Read through the records below and copy each line that uses the word "sunt".

BEGIN Data shown

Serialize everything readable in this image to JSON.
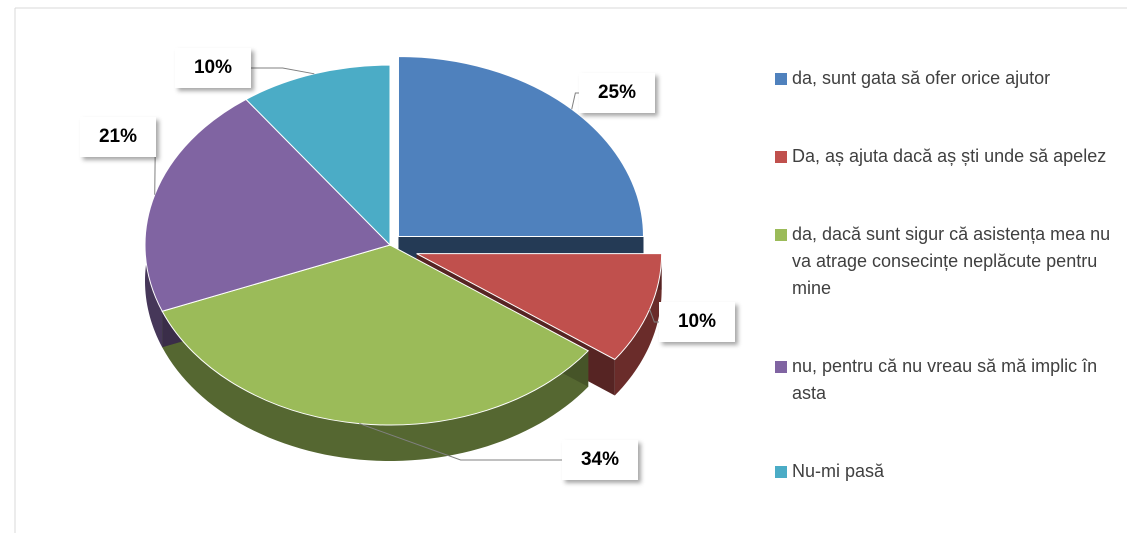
{
  "chart_data": {
    "type": "pie",
    "categories": [
      "da, sunt gata să ofer orice ajutor",
      "Da, aș ajuta dacă aș ști unde să apelez",
      "da, dacă sunt sigur că asistența mea nu va atrage consecințe neplăcute pentru mine",
      "nu, pentru că nu vreau să mă implic în asta",
      "Nu-mi pasă"
    ],
    "values": [
      25,
      10,
      34,
      21,
      10
    ],
    "value_labels": [
      "25%",
      "10%",
      "34%",
      "21%",
      "10%"
    ],
    "colors": [
      "#4f81bd",
      "#c0504d",
      "#9bbb59",
      "#8064a2",
      "#4bacc6"
    ],
    "legend": "right"
  }
}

END Data shown

▶ [Expected answer]:
      "da, sunt gata să ofer orice ajutor",
      "da, dacă sunt sigur că asistența mea nu va atrage consecințe neplăcute pentru mine",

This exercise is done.